Directive: Copy out the entries below, swapping each "feature-desc-line" for "description-line" and leaving everything else as it is.

Some records
- - - -
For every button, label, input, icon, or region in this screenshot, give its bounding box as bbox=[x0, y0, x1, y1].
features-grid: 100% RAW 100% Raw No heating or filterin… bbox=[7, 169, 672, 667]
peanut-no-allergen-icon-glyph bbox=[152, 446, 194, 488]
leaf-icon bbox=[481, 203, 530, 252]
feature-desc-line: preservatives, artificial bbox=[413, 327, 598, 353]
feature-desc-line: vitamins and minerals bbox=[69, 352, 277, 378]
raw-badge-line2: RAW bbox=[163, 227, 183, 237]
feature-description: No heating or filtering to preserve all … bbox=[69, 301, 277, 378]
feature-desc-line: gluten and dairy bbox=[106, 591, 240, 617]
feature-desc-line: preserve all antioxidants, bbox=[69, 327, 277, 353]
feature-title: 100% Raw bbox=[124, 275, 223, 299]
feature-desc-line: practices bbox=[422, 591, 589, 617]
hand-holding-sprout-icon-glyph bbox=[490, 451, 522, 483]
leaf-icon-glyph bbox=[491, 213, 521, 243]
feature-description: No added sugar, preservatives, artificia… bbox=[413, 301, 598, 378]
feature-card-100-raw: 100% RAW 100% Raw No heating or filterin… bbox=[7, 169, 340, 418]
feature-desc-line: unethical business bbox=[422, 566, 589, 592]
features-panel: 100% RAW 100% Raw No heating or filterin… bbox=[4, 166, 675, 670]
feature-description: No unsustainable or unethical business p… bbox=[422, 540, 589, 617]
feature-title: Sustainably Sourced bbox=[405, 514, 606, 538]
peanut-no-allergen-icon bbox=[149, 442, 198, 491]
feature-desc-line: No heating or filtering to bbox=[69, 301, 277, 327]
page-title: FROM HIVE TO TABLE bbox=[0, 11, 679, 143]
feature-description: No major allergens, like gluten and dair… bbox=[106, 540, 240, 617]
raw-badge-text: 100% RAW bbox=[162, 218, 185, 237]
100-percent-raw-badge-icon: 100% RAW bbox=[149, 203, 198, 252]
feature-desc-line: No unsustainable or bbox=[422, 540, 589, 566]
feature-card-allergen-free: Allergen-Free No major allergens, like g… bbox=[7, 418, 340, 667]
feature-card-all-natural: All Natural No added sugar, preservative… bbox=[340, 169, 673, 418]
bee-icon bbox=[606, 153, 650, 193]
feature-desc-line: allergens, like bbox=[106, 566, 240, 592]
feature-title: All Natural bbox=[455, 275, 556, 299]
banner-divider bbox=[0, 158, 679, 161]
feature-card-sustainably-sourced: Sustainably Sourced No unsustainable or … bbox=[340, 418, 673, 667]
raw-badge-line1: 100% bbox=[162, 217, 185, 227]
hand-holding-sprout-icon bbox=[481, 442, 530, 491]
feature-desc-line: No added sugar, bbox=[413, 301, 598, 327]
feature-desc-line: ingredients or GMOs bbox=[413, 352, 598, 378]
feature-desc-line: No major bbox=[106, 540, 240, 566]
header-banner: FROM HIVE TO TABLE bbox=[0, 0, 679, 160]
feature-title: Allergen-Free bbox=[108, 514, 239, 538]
- - - -
Exercise solution:
For every button, label, input, icon, or region in this screenshot, give its bounding box as bbox=[x0, y0, x1, y1].
features-grid: 100% RAW 100% Raw No heating or filterin… bbox=[7, 169, 672, 667]
peanut-no-allergen-icon-glyph bbox=[152, 446, 194, 488]
leaf-icon bbox=[481, 203, 530, 252]
description-line: preservatives, artificial bbox=[413, 327, 598, 353]
description-line: vitamins and minerals bbox=[69, 352, 277, 378]
raw-badge-line2: RAW bbox=[163, 227, 183, 237]
feature-description: No heating or filtering to preserve all … bbox=[69, 301, 277, 378]
description-line: gluten and dairy bbox=[106, 591, 240, 617]
description-line: preserve all antioxidants, bbox=[69, 327, 277, 353]
feature-title: 100% Raw bbox=[124, 275, 223, 299]
description-line: practices bbox=[422, 591, 589, 617]
hand-holding-sprout-icon-glyph bbox=[490, 451, 522, 483]
leaf-icon-glyph bbox=[491, 213, 521, 243]
feature-description: No added sugar, preservatives, artificia… bbox=[413, 301, 598, 378]
feature-card-100-raw: 100% RAW 100% Raw No heating or filterin… bbox=[7, 169, 340, 418]
description-line: unethical business bbox=[422, 566, 589, 592]
features-panel: 100% RAW 100% Raw No heating or filterin… bbox=[4, 166, 675, 670]
feature-description: No unsustainable or unethical business p… bbox=[422, 540, 589, 617]
feature-title: Sustainably Sourced bbox=[405, 514, 606, 538]
peanut-no-allergen-icon bbox=[149, 442, 198, 491]
description-line: No heating or filtering to bbox=[69, 301, 277, 327]
page-title: FROM HIVE TO TABLE bbox=[0, 11, 679, 143]
feature-description: No major allergens, like gluten and dair… bbox=[106, 540, 240, 617]
raw-badge-text: 100% RAW bbox=[162, 218, 185, 237]
100-percent-raw-badge-icon: 100% RAW bbox=[149, 203, 198, 252]
description-line: No unsustainable or bbox=[422, 540, 589, 566]
feature-card-allergen-free: Allergen-Free No major allergens, like g… bbox=[7, 418, 340, 667]
feature-card-all-natural: All Natural No added sugar, preservative… bbox=[340, 169, 673, 418]
bee-icon bbox=[606, 153, 650, 193]
description-line: allergens, like bbox=[106, 566, 240, 592]
feature-title: All Natural bbox=[455, 275, 556, 299]
banner-divider bbox=[0, 158, 679, 161]
feature-card-sustainably-sourced: Sustainably Sourced No unsustainable or … bbox=[340, 418, 673, 667]
raw-badge-line1: 100% bbox=[162, 217, 185, 227]
hand-holding-sprout-icon bbox=[481, 442, 530, 491]
description-line: No added sugar, bbox=[413, 301, 598, 327]
description-line: ingredients or GMOs bbox=[413, 352, 598, 378]
description-line: No major bbox=[106, 540, 240, 566]
header-banner: FROM HIVE TO TABLE bbox=[0, 0, 679, 160]
feature-title: Allergen-Free bbox=[108, 514, 239, 538]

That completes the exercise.